(Figure collection entries)
* * * * * * * * *
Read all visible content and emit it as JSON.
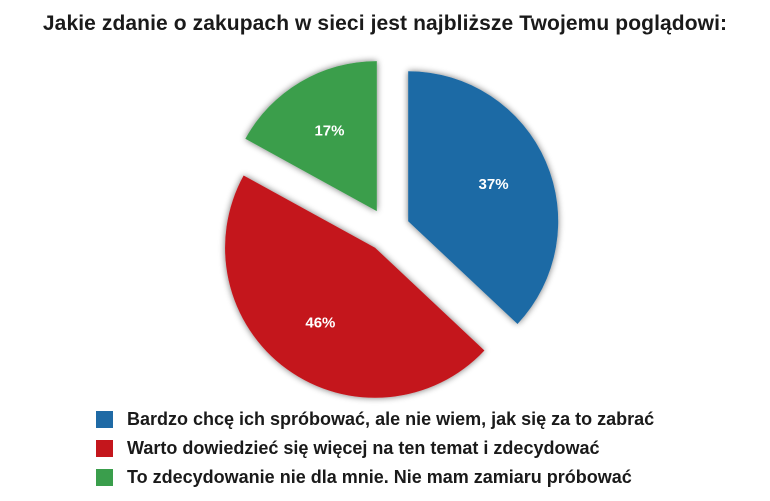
{
  "title": "Jakie zdanie o zakupach w sieci jest najbliższe Twojemu poglądowi:",
  "chart_data": {
    "type": "pie",
    "title": "Jakie zdanie o zakupach w sieci jest najbliższe Twojemu poglądowi:",
    "labels": [
      "Bardzo chcę ich spróbować, ale nie wiem, jak się za to zabrać",
      "Warto dowiedzieć się więcej na ten temat i zdecydować",
      "To zdecydowanie nie dla mnie. Nie mam zamiaru próbować"
    ],
    "values": [
      37,
      46,
      17
    ],
    "value_labels": [
      "37%",
      "46%",
      "17%"
    ],
    "colors": [
      "#1f6aa5",
      "#c4161c",
      "#3a9e4c"
    ],
    "exploded": true,
    "legend_position": "bottom"
  }
}
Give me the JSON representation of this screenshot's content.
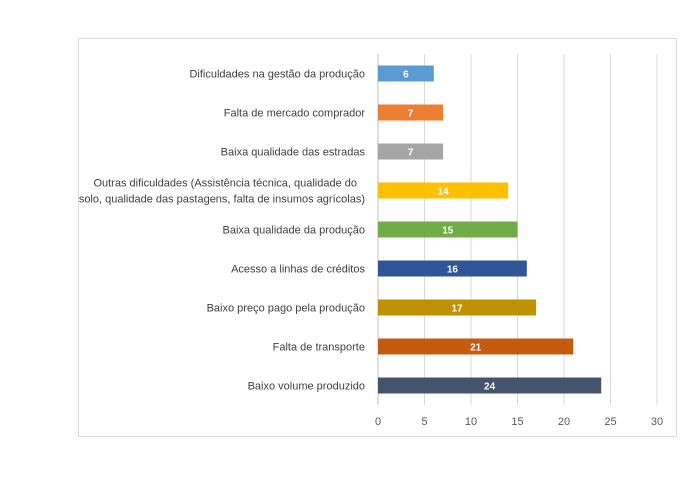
{
  "chart_data": {
    "type": "bar",
    "orientation": "horizontal",
    "title": "",
    "xlabel": "",
    "ylabel": "",
    "xlim": [
      0,
      30
    ],
    "xticks": [
      0,
      5,
      10,
      15,
      20,
      25,
      30
    ],
    "grid": true,
    "categories": [
      "Dificuldades na gestão da produção",
      "Falta de mercado comprador",
      "Baixa qualidade das estradas",
      "Outras dificuldades (Assistência técnica, qualidade do|solo, qualidade das pastagens, falta de insumos agrícolas)",
      "Baixa qualidade da produção",
      "Acesso a linhas de créditos",
      "Baixo preço pago pela produção",
      "Falta de transporte",
      "Baixo volume produzido"
    ],
    "values": [
      6,
      7,
      7,
      14,
      15,
      16,
      17,
      21,
      24
    ],
    "colors": [
      "#5B9BD5",
      "#ED7D31",
      "#A5A5A5",
      "#FFC000",
      "#70AD47",
      "#2F5597",
      "#BF9000",
      "#C55A11",
      "#44546A"
    ]
  }
}
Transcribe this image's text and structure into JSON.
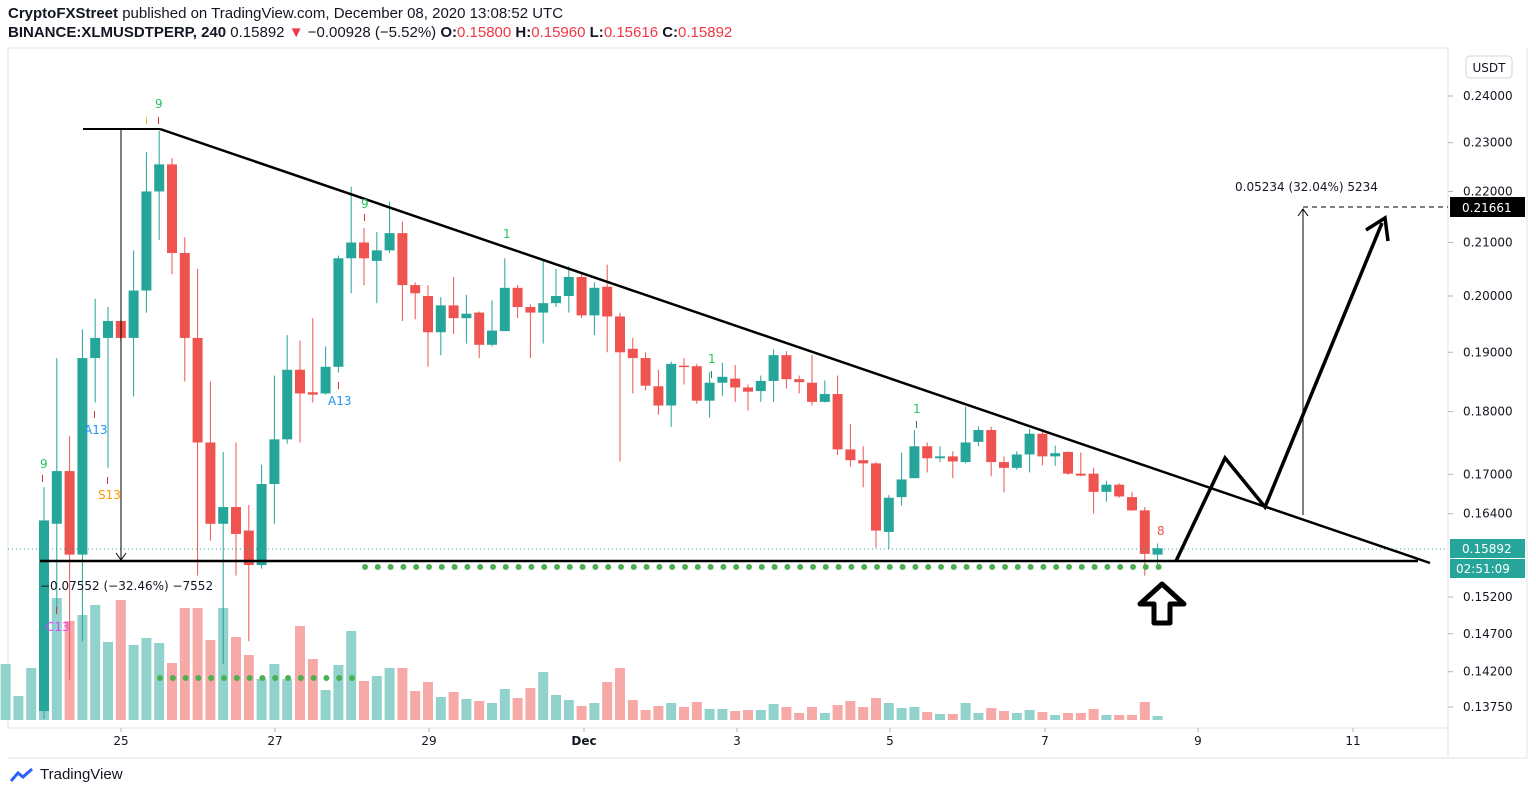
{
  "header": {
    "publisher": "CryptoFXStreet",
    "published_text": "published on TradingView.com, December 08, 2020 13:08:52 UTC",
    "symbol": "BINANCE:XLMUSDTPERP, 240",
    "last": "0.15892",
    "change": "−0.00928 (−5.52%)",
    "o_label": "O:",
    "o": "0.15800",
    "h_label": "H:",
    "h": "0.15960",
    "l_label": "L:",
    "l": "0.15616",
    "c_label": "C:",
    "c": "0.15892"
  },
  "currency": "USDT",
  "price_ticks": [
    "0.24000",
    "0.23000",
    "0.22000",
    "0.21000",
    "0.20000",
    "0.19000",
    "0.18000",
    "0.17000",
    "0.16400",
    "0.15200",
    "0.14700",
    "0.14200",
    "0.13750"
  ],
  "price_label": "0.15892",
  "countdown": "02:51:09",
  "target_label": "0.21661",
  "x_ticks": [
    "25",
    "27",
    "29",
    "Dec",
    "3",
    "5",
    "7",
    "9",
    "11"
  ],
  "measure_down": "−0.07552 (−32.46%) −7552",
  "measure_up": "0.05234 (32.04%) 5234",
  "annotations": {
    "nine_a": "9",
    "nine_b": "9",
    "nine_c": "9",
    "one_a": "1",
    "one_b": "1",
    "one_c": "1",
    "eight": "8",
    "a13_a": "A13",
    "a13_b": "A13",
    "s13": "S13",
    "c13": "C13",
    "i_mark": "i"
  },
  "logo": "TradingView",
  "colors": {
    "up": "#26a69a",
    "down": "#ef5350",
    "up_vol": "#92d2cc",
    "down_vol": "#f7a9a7",
    "dots": "#4caf50"
  },
  "chart_data": {
    "type": "candlestick",
    "title": "BINANCE:XLMUSDTPERP, 240",
    "ylabel": "USDT",
    "yscale": "log",
    "ylim": [
      0.1355,
      0.2475
    ],
    "fields": [
      "open",
      "high",
      "low",
      "close",
      "volume_rel"
    ],
    "candles": [
      [
        null,
        null,
        null,
        null,
        56
      ],
      [
        null,
        null,
        null,
        null,
        24
      ],
      [
        null,
        null,
        null,
        null,
        52
      ],
      [
        0.137,
        0.168,
        0.136,
        0.163,
        120
      ],
      [
        0.1625,
        0.189,
        0.15,
        0.1705,
        122
      ],
      [
        0.1705,
        0.176,
        0.141,
        0.158,
        99
      ],
      [
        0.158,
        0.194,
        0.146,
        0.189,
        105
      ],
      [
        0.189,
        0.1995,
        0.1815,
        0.1925,
        115
      ],
      [
        0.1925,
        0.198,
        0.171,
        0.1955,
        78
      ],
      [
        0.1955,
        0.1958,
        0.192,
        0.1925,
        120
      ],
      [
        0.1925,
        0.2085,
        0.1825,
        0.201,
        75
      ],
      [
        0.201,
        0.228,
        0.197,
        0.22,
        82
      ],
      [
        0.22,
        0.2325,
        0.2105,
        0.2255,
        77
      ],
      [
        0.2255,
        0.2268,
        0.204,
        0.208,
        57
      ],
      [
        0.208,
        0.211,
        0.185,
        0.1925,
        112
      ],
      [
        0.1925,
        0.205,
        0.155,
        0.175,
        112
      ],
      [
        0.175,
        0.185,
        0.16,
        0.1625,
        80
      ],
      [
        0.1625,
        0.1735,
        0.143,
        0.165,
        112
      ],
      [
        0.165,
        0.175,
        0.155,
        0.161,
        83
      ],
      [
        0.1615,
        0.1653,
        0.146,
        0.1565,
        65
      ],
      [
        0.1565,
        0.1715,
        0.156,
        0.1685,
        41
      ],
      [
        0.1685,
        0.186,
        0.1625,
        0.1755,
        56
      ],
      [
        0.1755,
        0.193,
        0.1748,
        0.187,
        41
      ],
      [
        0.187,
        0.192,
        0.175,
        0.183,
        94
      ],
      [
        0.1832,
        0.196,
        0.1815,
        0.1828,
        61
      ],
      [
        0.183,
        0.191,
        0.1828,
        0.1875,
        30
      ],
      [
        0.1875,
        0.2075,
        0.1865,
        0.207,
        55
      ],
      [
        0.207,
        0.221,
        0.2005,
        0.21,
        89
      ],
      [
        0.21,
        0.2128,
        0.202,
        0.207,
        39
      ],
      [
        0.2065,
        0.212,
        0.1987,
        0.2085,
        44
      ],
      [
        0.2085,
        0.218,
        0.208,
        0.2118,
        52
      ],
      [
        0.2118,
        0.214,
        0.1955,
        0.202,
        52
      ],
      [
        0.202,
        0.2025,
        0.1958,
        0.2005,
        29
      ],
      [
        0.2,
        0.202,
        0.1875,
        0.1935,
        38
      ],
      [
        0.1935,
        0.1998,
        0.1895,
        0.1983,
        23
      ],
      [
        0.1983,
        0.2035,
        0.1932,
        0.196,
        28
      ],
      [
        0.196,
        0.2002,
        0.1915,
        0.1968,
        21
      ],
      [
        0.197,
        0.1972,
        0.189,
        0.1913,
        19
      ],
      [
        0.1913,
        0.1992,
        0.191,
        0.1938,
        17
      ],
      [
        0.1937,
        0.207,
        0.1937,
        0.2015,
        31
      ],
      [
        0.2015,
        0.202,
        0.196,
        0.198,
        22
      ],
      [
        0.198,
        0.1985,
        0.189,
        0.197,
        32
      ],
      [
        0.197,
        0.2065,
        0.1915,
        0.1987,
        48
      ],
      [
        0.1987,
        0.205,
        0.198,
        0.2,
        25
      ],
      [
        0.2,
        0.2055,
        0.197,
        0.2035,
        20
      ],
      [
        0.2035,
        0.204,
        0.196,
        0.1965,
        14
      ],
      [
        0.1965,
        0.2025,
        0.193,
        0.2015,
        17
      ],
      [
        0.2017,
        0.2058,
        0.19,
        0.1963,
        38
      ],
      [
        0.1963,
        0.197,
        0.172,
        0.19,
        52
      ],
      [
        0.1906,
        0.1925,
        0.183,
        0.189,
        20
      ],
      [
        0.189,
        0.19,
        0.1835,
        0.1843,
        10
      ],
      [
        0.1842,
        0.187,
        0.1795,
        0.181,
        14
      ],
      [
        0.181,
        0.1884,
        0.1775,
        0.188,
        17
      ],
      [
        0.1877,
        0.189,
        0.1845,
        0.1875,
        13
      ],
      [
        0.1876,
        0.188,
        0.1813,
        0.1818,
        18
      ],
      [
        0.1818,
        0.1866,
        0.179,
        0.1848,
        11
      ],
      [
        0.1848,
        0.1882,
        0.1826,
        0.1858,
        11
      ],
      [
        0.1855,
        0.1878,
        0.1816,
        0.184,
        9
      ],
      [
        0.184,
        0.1845,
        0.1802,
        0.1833,
        10
      ],
      [
        0.1834,
        0.186,
        0.1816,
        0.1851,
        10
      ],
      [
        0.1851,
        0.1905,
        0.1816,
        0.1895,
        16
      ],
      [
        0.1895,
        0.1902,
        0.1838,
        0.1854,
        13
      ],
      [
        0.1854,
        0.186,
        0.183,
        0.1849,
        7
      ],
      [
        0.1848,
        0.1895,
        0.181,
        0.1816,
        13
      ],
      [
        0.1816,
        0.1852,
        0.1815,
        0.1829,
        7
      ],
      [
        0.1829,
        0.186,
        0.173,
        0.1739,
        15
      ],
      [
        0.1739,
        0.178,
        0.1712,
        0.1722,
        19
      ],
      [
        0.1722,
        0.1744,
        0.168,
        0.1717,
        13
      ],
      [
        0.1717,
        0.1719,
        0.159,
        0.1615,
        22
      ],
      [
        0.1613,
        0.1668,
        0.1588,
        0.1664,
        17
      ],
      [
        0.1665,
        0.1734,
        0.1652,
        0.1692,
        12
      ],
      [
        0.1694,
        0.177,
        0.1694,
        0.1744,
        13
      ],
      [
        0.1744,
        0.175,
        0.1703,
        0.1725,
        8
      ],
      [
        0.1725,
        0.1744,
        0.1719,
        0.1728,
        6
      ],
      [
        0.1728,
        0.1736,
        0.1694,
        0.172,
        6
      ],
      [
        0.1719,
        0.1808,
        0.1717,
        0.175,
        17
      ],
      [
        0.1751,
        0.1776,
        0.1744,
        0.177,
        7
      ],
      [
        0.177,
        0.1775,
        0.1697,
        0.1719,
        12
      ],
      [
        0.1719,
        0.1728,
        0.1672,
        0.171,
        9
      ],
      [
        0.171,
        0.1736,
        0.1707,
        0.1731,
        7
      ],
      [
        0.1731,
        0.1772,
        0.1703,
        0.1764,
        10
      ],
      [
        0.1764,
        0.177,
        0.1714,
        0.1728,
        8
      ],
      [
        0.1728,
        0.1745,
        0.1713,
        0.1733,
        5
      ],
      [
        0.1735,
        0.1736,
        0.1699,
        0.1701,
        7
      ],
      [
        0.1701,
        0.1734,
        0.1697,
        0.1698,
        7
      ],
      [
        0.1701,
        0.171,
        0.164,
        0.1673,
        11
      ],
      [
        0.1673,
        0.169,
        0.1658,
        0.1684,
        5
      ],
      [
        0.1684,
        0.1686,
        0.1664,
        0.1666,
        5
      ],
      [
        0.1665,
        0.1673,
        0.1644,
        0.1645,
        5
      ],
      [
        0.1645,
        0.165,
        0.155,
        0.1581,
        18
      ],
      [
        0.158,
        0.1596,
        0.15616,
        0.15892,
        4
      ]
    ],
    "support_level": 0.1571,
    "target_level": 0.21661
  }
}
* * * * * * * * *
Scan the material above for the string "JSON" and report each line where you find it.

Read all visible content and emit it as JSON.
Give me the JSON representation of this screenshot's content.
Transcribe this image's text and structure into JSON.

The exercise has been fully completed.